__Written task__
Scan the listing below for the word "JavaScriptLanguage" and state how many lines hold it. Write nothing but the number.

[Stored items]
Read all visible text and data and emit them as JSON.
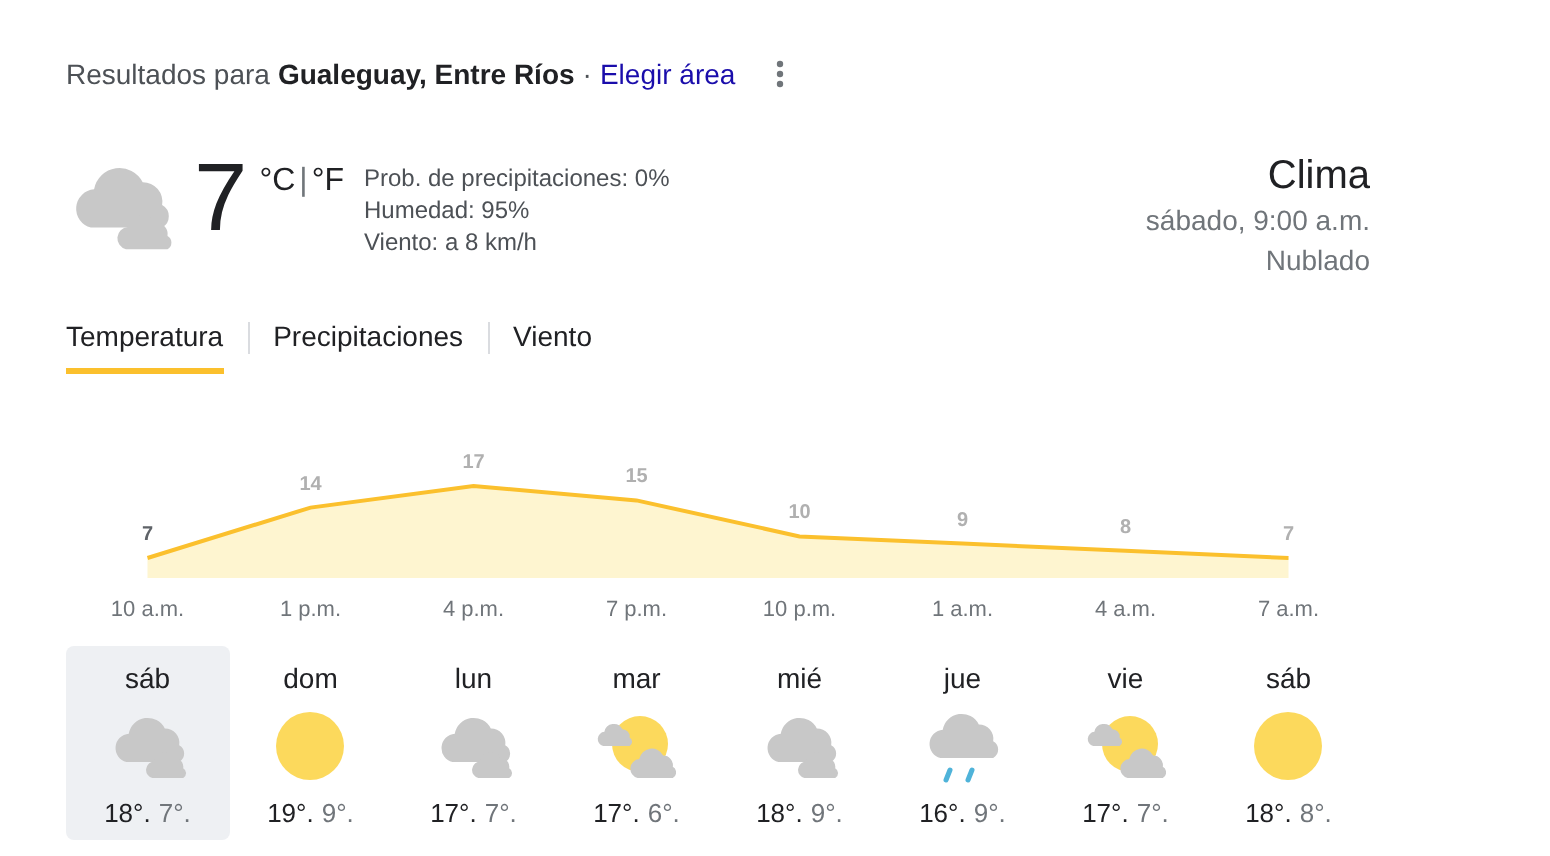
{
  "header": {
    "prefix": "Resultados para",
    "location": "Gualeguay, Entre Ríos",
    "separator": "·",
    "link": "Elegir área"
  },
  "current": {
    "kind": "cloudy",
    "temperature": "7",
    "unit_c": "°C",
    "unit_sep": "|",
    "unit_f": "°F",
    "details": [
      "Prob. de precipitaciones: 0%",
      "Humedad: 95%",
      "Viento: a 8 km/h"
    ]
  },
  "summary": {
    "title": "Clima",
    "time": "sábado, 9:00 a.m.",
    "condition": "Nublado"
  },
  "tabs": [
    {
      "label": "Temperatura",
      "selected": true
    },
    {
      "label": "Precipitaciones",
      "selected": false
    },
    {
      "label": "Viento",
      "selected": false
    }
  ],
  "chart_data": {
    "type": "area",
    "categories": [
      "10 a.m.",
      "1 p.m.",
      "4 p.m.",
      "7 p.m.",
      "10 p.m.",
      "1 a.m.",
      "4 a.m.",
      "7 a.m."
    ],
    "series": [
      {
        "color": "#fbc02d",
        "values": [
          7,
          14,
          17,
          15,
          10,
          9,
          8,
          7
        ]
      }
    ],
    "data_labels": true
  },
  "days": [
    {
      "day": "sáb",
      "kind": "cloudy",
      "high": "18°.",
      "low": "7°.",
      "selected": true
    },
    {
      "day": "dom",
      "kind": "sunny",
      "high": "19°.",
      "low": "9°.",
      "selected": false
    },
    {
      "day": "lun",
      "kind": "cloudy",
      "high": "17°.",
      "low": "7°.",
      "selected": false
    },
    {
      "day": "mar",
      "kind": "partly_cloudy",
      "high": "17°.",
      "low": "6°.",
      "selected": false
    },
    {
      "day": "mié",
      "kind": "cloudy",
      "high": "18°.",
      "low": "9°.",
      "selected": false
    },
    {
      "day": "jue",
      "kind": "rain",
      "high": "16°.",
      "low": "9°.",
      "selected": false
    },
    {
      "day": "vie",
      "kind": "partly_cloudy",
      "high": "17°.",
      "low": "7°.",
      "selected": false
    },
    {
      "day": "sáb",
      "kind": "sunny",
      "high": "18°.",
      "low": "8°.",
      "selected": false
    }
  ]
}
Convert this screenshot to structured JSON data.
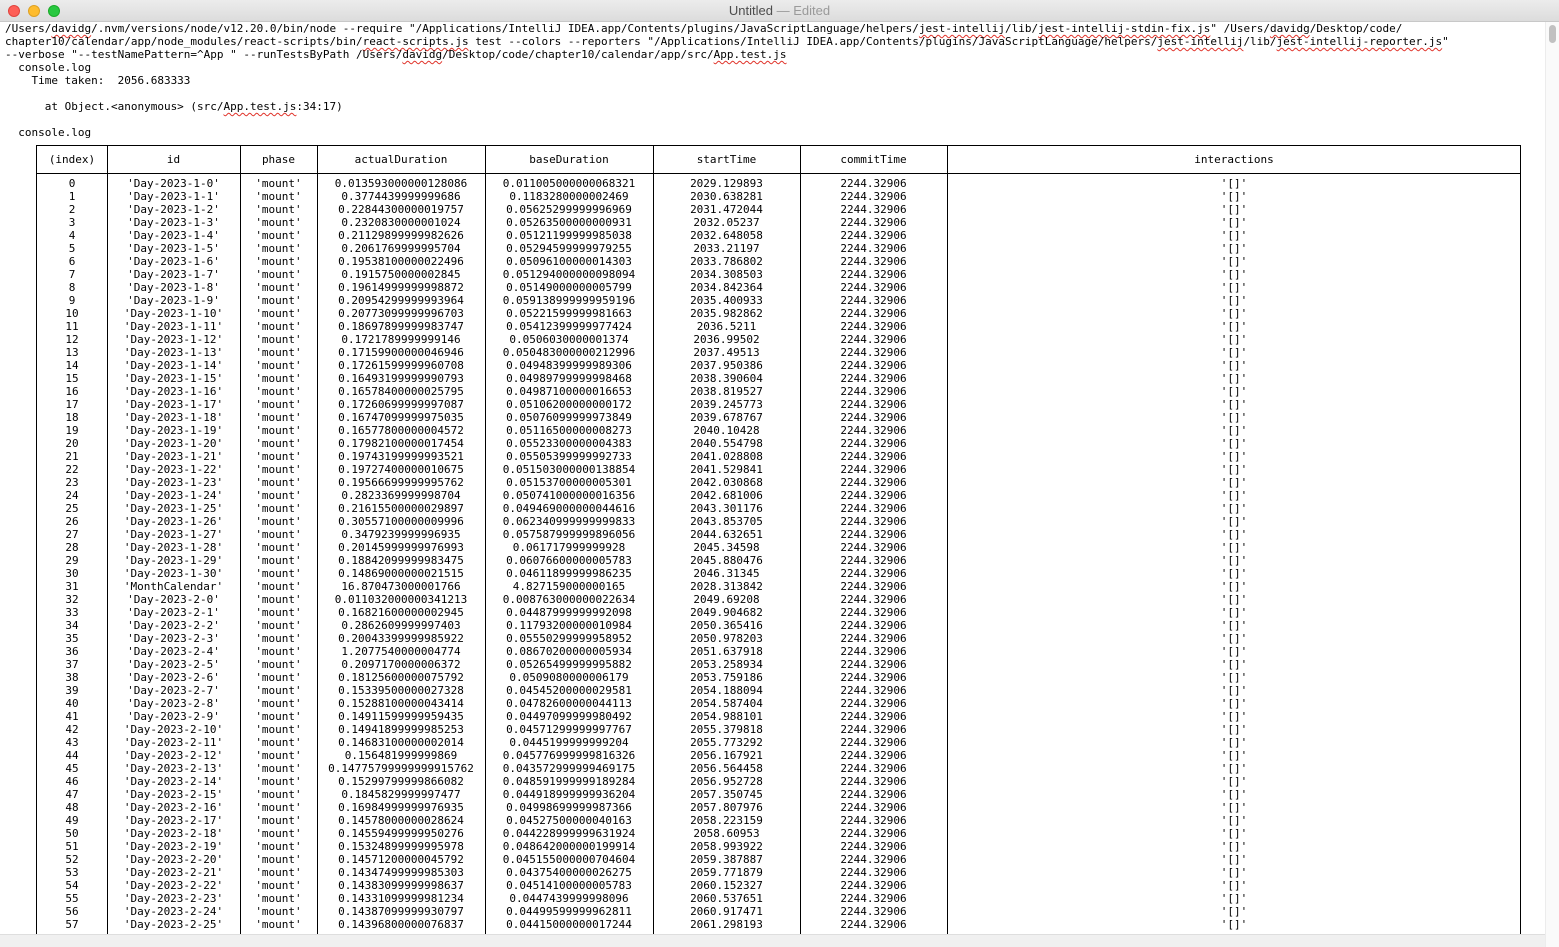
{
  "window": {
    "title": "Untitled",
    "edited_suffix": "— Edited"
  },
  "lines": [
    {
      "segments": [
        "/Users/",
        "*davidg",
        "/.nvm/versions/node/v12.20.0/bin/node --require \"/Applications/IntelliJ IDEA.app/Contents/plugins/JavaScriptLanguage/helpers/",
        "*jest-intellij",
        "/lib/",
        "*jest-intellij-stdin-fix.js",
        "\" /Users/",
        "*davidg",
        "/Desktop/code/"
      ]
    },
    {
      "segments": [
        "chapter10/calendar/app/node_modules/react-scripts/bin/",
        "*react-scripts.js",
        " test --colors --reporters \"/Applications/IntelliJ IDEA.app/Contents/plugins/JavaScriptLanguage/helpers/",
        "*jest-intellij",
        "/lib/",
        "*jest-intellij-reporter.js",
        "\""
      ]
    },
    {
      "segments": [
        "--verbose \"--testNamePattern=^App \" --runTestsByPath /Users/",
        "*davidg",
        "/Desktop/code/chapter10/calendar/app/src/",
        "*App.test.js"
      ]
    },
    {
      "segments": [
        "  console.log"
      ]
    },
    {
      "segments": [
        "    Time taken:  2056.683333"
      ]
    },
    {
      "segments": [
        ""
      ]
    },
    {
      "segments": [
        "      at Object.<anonymous> (src/",
        "*App.test.js",
        ":34:17)"
      ]
    },
    {
      "segments": [
        ""
      ]
    },
    {
      "segments": [
        "  console.log"
      ]
    }
  ],
  "table": {
    "headers": [
      "(index)",
      "id",
      "phase",
      "actualDuration",
      "baseDuration",
      "startTime",
      "commitTime",
      "interactions"
    ],
    "rows": [
      [
        "0",
        "'Day-2023-1-0'",
        "'mount'",
        "0.013593000000128086",
        "0.011005000000068321",
        "2029.129893",
        "2244.32906",
        "'[]'"
      ],
      [
        "1",
        "'Day-2023-1-1'",
        "'mount'",
        "0.3774439999999686",
        "0.1183280000002469",
        "2030.638281",
        "2244.32906",
        "'[]'"
      ],
      [
        "2",
        "'Day-2023-1-2'",
        "'mount'",
        "0.22844300000019757",
        "0.05625299999996969",
        "2031.472044",
        "2244.32906",
        "'[]'"
      ],
      [
        "3",
        "'Day-2023-1-3'",
        "'mount'",
        "0.2320830000001024",
        "0.05263500000000931",
        "2032.05237",
        "2244.32906",
        "'[]'"
      ],
      [
        "4",
        "'Day-2023-1-4'",
        "'mount'",
        "0.21129899999982626",
        "0.05121199999985038",
        "2032.648058",
        "2244.32906",
        "'[]'"
      ],
      [
        "5",
        "'Day-2023-1-5'",
        "'mount'",
        "0.2061769999995704",
        "0.05294599999979255",
        "2033.21197",
        "2244.32906",
        "'[]'"
      ],
      [
        "6",
        "'Day-2023-1-6'",
        "'mount'",
        "0.19538100000022496",
        "0.05096100000014303",
        "2033.786802",
        "2244.32906",
        "'[]'"
      ],
      [
        "7",
        "'Day-2023-1-7'",
        "'mount'",
        "0.1915750000002845",
        "0.051294000000098094",
        "2034.308503",
        "2244.32906",
        "'[]'"
      ],
      [
        "8",
        "'Day-2023-1-8'",
        "'mount'",
        "0.19614999999998872",
        "0.05149000000005799",
        "2034.842364",
        "2244.32906",
        "'[]'"
      ],
      [
        "9",
        "'Day-2023-1-9'",
        "'mount'",
        "0.20954299999993964",
        "0.059138999999959196",
        "2035.400933",
        "2244.32906",
        "'[]'"
      ],
      [
        "10",
        "'Day-2023-1-10'",
        "'mount'",
        "0.20773099999996703",
        "0.05221599999981663",
        "2035.982862",
        "2244.32906",
        "'[]'"
      ],
      [
        "11",
        "'Day-2023-1-11'",
        "'mount'",
        "0.18697899999983747",
        "0.05412399999977424",
        "2036.5211",
        "2244.32906",
        "'[]'"
      ],
      [
        "12",
        "'Day-2023-1-12'",
        "'mount'",
        "0.1721789999999146",
        "0.0506030000001374",
        "2036.99502",
        "2244.32906",
        "'[]'"
      ],
      [
        "13",
        "'Day-2023-1-13'",
        "'mount'",
        "0.17159900000046946",
        "0.050483000000212996",
        "2037.49513",
        "2244.32906",
        "'[]'"
      ],
      [
        "14",
        "'Day-2023-1-14'",
        "'mount'",
        "0.17261599999960708",
        "0.04948399999989306",
        "2037.950386",
        "2244.32906",
        "'[]'"
      ],
      [
        "15",
        "'Day-2023-1-15'",
        "'mount'",
        "0.16493199999990793",
        "0.04989799999998468",
        "2038.390604",
        "2244.32906",
        "'[]'"
      ],
      [
        "16",
        "'Day-2023-1-16'",
        "'mount'",
        "0.16578400000025795",
        "0.04987100000016653",
        "2038.819527",
        "2244.32906",
        "'[]'"
      ],
      [
        "17",
        "'Day-2023-1-17'",
        "'mount'",
        "0.17260699999997087",
        "0.05106200000000172",
        "2039.245773",
        "2244.32906",
        "'[]'"
      ],
      [
        "18",
        "'Day-2023-1-18'",
        "'mount'",
        "0.16747099999975035",
        "0.05076099999973849",
        "2039.678767",
        "2244.32906",
        "'[]'"
      ],
      [
        "19",
        "'Day-2023-1-19'",
        "'mount'",
        "0.16577800000004572",
        "0.05116500000008273",
        "2040.10428",
        "2244.32906",
        "'[]'"
      ],
      [
        "20",
        "'Day-2023-1-20'",
        "'mount'",
        "0.17982100000017454",
        "0.05523300000004383",
        "2040.554798",
        "2244.32906",
        "'[]'"
      ],
      [
        "21",
        "'Day-2023-1-21'",
        "'mount'",
        "0.19743199999993521",
        "0.05505399999992733",
        "2041.028808",
        "2244.32906",
        "'[]'"
      ],
      [
        "22",
        "'Day-2023-1-22'",
        "'mount'",
        "0.19727400000010675",
        "0.051503000000138854",
        "2041.529841",
        "2244.32906",
        "'[]'"
      ],
      [
        "23",
        "'Day-2023-1-23'",
        "'mount'",
        "0.19566699999995762",
        "0.05153700000005301",
        "2042.030868",
        "2244.32906",
        "'[]'"
      ],
      [
        "24",
        "'Day-2023-1-24'",
        "'mount'",
        "0.2823369999998704",
        "0.050741000000016356",
        "2042.681006",
        "2244.32906",
        "'[]'"
      ],
      [
        "25",
        "'Day-2023-1-25'",
        "'mount'",
        "0.21615500000029897",
        "0.049469000000044616",
        "2043.301176",
        "2244.32906",
        "'[]'"
      ],
      [
        "26",
        "'Day-2023-1-26'",
        "'mount'",
        "0.30557100000009996",
        "0.062340999999999833",
        "2043.853705",
        "2244.32906",
        "'[]'"
      ],
      [
        "27",
        "'Day-2023-1-27'",
        "'mount'",
        "0.3479239999996935",
        "0.057587999999896056",
        "2044.632651",
        "2244.32906",
        "'[]'"
      ],
      [
        "28",
        "'Day-2023-1-28'",
        "'mount'",
        "0.20145999999976993",
        "0.061717999999928",
        "2045.34598",
        "2244.32906",
        "'[]'"
      ],
      [
        "29",
        "'Day-2023-1-29'",
        "'mount'",
        "0.18842099999983475",
        "0.06076600000005783",
        "2045.880476",
        "2244.32906",
        "'[]'"
      ],
      [
        "30",
        "'Day-2023-1-30'",
        "'mount'",
        "0.14869000000021515",
        "0.04611899999986235",
        "2046.31345",
        "2244.32906",
        "'[]'"
      ],
      [
        "31",
        "'MonthCalendar'",
        "'mount'",
        "16.870473000001766",
        "4.827159000000165",
        "2028.313842",
        "2244.32906",
        "'[]'"
      ],
      [
        "32",
        "'Day-2023-2-0'",
        "'mount'",
        "0.011032000000341213",
        "0.008763000000022634",
        "2049.69208",
        "2244.32906",
        "'[]'"
      ],
      [
        "33",
        "'Day-2023-2-1'",
        "'mount'",
        "0.16821600000002945",
        "0.04487999999992098",
        "2049.904682",
        "2244.32906",
        "'[]'"
      ],
      [
        "34",
        "'Day-2023-2-2'",
        "'mount'",
        "0.2862609999997403",
        "0.11793200000010984",
        "2050.365416",
        "2244.32906",
        "'[]'"
      ],
      [
        "35",
        "'Day-2023-2-3'",
        "'mount'",
        "0.20043399999985922",
        "0.05550299999958952",
        "2050.978203",
        "2244.32906",
        "'[]'"
      ],
      [
        "36",
        "'Day-2023-2-4'",
        "'mount'",
        "1.2077540000004774",
        "0.08670200000005934",
        "2051.637918",
        "2244.32906",
        "'[]'"
      ],
      [
        "37",
        "'Day-2023-2-5'",
        "'mount'",
        "0.2097170000006372",
        "0.05265499999995882",
        "2053.258934",
        "2244.32906",
        "'[]'"
      ],
      [
        "38",
        "'Day-2023-2-6'",
        "'mount'",
        "0.18125600000075792",
        "0.0509080000006179",
        "2053.759186",
        "2244.32906",
        "'[]'"
      ],
      [
        "39",
        "'Day-2023-2-7'",
        "'mount'",
        "0.15339500000027328",
        "0.04545200000029581",
        "2054.188094",
        "2244.32906",
        "'[]'"
      ],
      [
        "40",
        "'Day-2023-2-8'",
        "'mount'",
        "0.15288100000043414",
        "0.04782600000044113",
        "2054.587404",
        "2244.32906",
        "'[]'"
      ],
      [
        "41",
        "'Day-2023-2-9'",
        "'mount'",
        "0.14911599999959435",
        "0.04497099999980492",
        "2054.988101",
        "2244.32906",
        "'[]'"
      ],
      [
        "42",
        "'Day-2023-2-10'",
        "'mount'",
        "0.14941899999985253",
        "0.04571299999997767",
        "2055.379818",
        "2244.32906",
        "'[]'"
      ],
      [
        "43",
        "'Day-2023-2-11'",
        "'mount'",
        "0.14683100000002014",
        "0.0445199999999204",
        "2055.773292",
        "2244.32906",
        "'[]'"
      ],
      [
        "44",
        "'Day-2023-2-12'",
        "'mount'",
        "0.156481999999869",
        "0.045776999999816326",
        "2056.167921",
        "2244.32906",
        "'[]'"
      ],
      [
        "45",
        "'Day-2023-2-13'",
        "'mount'",
        "0.14775799999999915762",
        "0.043572999999469175",
        "2056.564458",
        "2244.32906",
        "'[]'"
      ],
      [
        "46",
        "'Day-2023-2-14'",
        "'mount'",
        "0.15299799999866082",
        "0.048591999999189284",
        "2056.952728",
        "2244.32906",
        "'[]'"
      ],
      [
        "47",
        "'Day-2023-2-15'",
        "'mount'",
        "0.1845829999997477",
        "0.044918999999936204",
        "2057.350745",
        "2244.32906",
        "'[]'"
      ],
      [
        "48",
        "'Day-2023-2-16'",
        "'mount'",
        "0.16984999999976935",
        "0.04998699999987366",
        "2057.807976",
        "2244.32906",
        "'[]'"
      ],
      [
        "49",
        "'Day-2023-2-17'",
        "'mount'",
        "0.14578000000028624",
        "0.04527500000040163",
        "2058.223159",
        "2244.32906",
        "'[]'"
      ],
      [
        "50",
        "'Day-2023-2-18'",
        "'mount'",
        "0.14559499999950276",
        "0.044228999999631924",
        "2058.60953",
        "2244.32906",
        "'[]'"
      ],
      [
        "51",
        "'Day-2023-2-19'",
        "'mount'",
        "0.15324899999995978",
        "0.048642000000199914",
        "2058.993922",
        "2244.32906",
        "'[]'"
      ],
      [
        "52",
        "'Day-2023-2-20'",
        "'mount'",
        "0.14571200000045792",
        "0.045155000000704604",
        "2059.387887",
        "2244.32906",
        "'[]'"
      ],
      [
        "53",
        "'Day-2023-2-21'",
        "'mount'",
        "0.14347499999985303",
        "0.04375400000026275",
        "2059.771879",
        "2244.32906",
        "'[]'"
      ],
      [
        "54",
        "'Day-2023-2-22'",
        "'mount'",
        "0.14383099999998637",
        "0.04514100000005783",
        "2060.152327",
        "2244.32906",
        "'[]'"
      ],
      [
        "55",
        "'Day-2023-2-23'",
        "'mount'",
        "0.14331099999981234",
        "0.0447439999998096",
        "2060.537651",
        "2244.32906",
        "'[]'"
      ],
      [
        "56",
        "'Day-2023-2-24'",
        "'mount'",
        "0.14387099999930797",
        "0.04499599999962811",
        "2060.917471",
        "2244.32906",
        "'[]'"
      ],
      [
        "57",
        "'Day-2023-2-25'",
        "'mount'",
        "0.14396800000076837",
        "0.04415000000017244",
        "2061.298193",
        "2244.32906",
        "'[]'"
      ]
    ]
  }
}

__Output__
2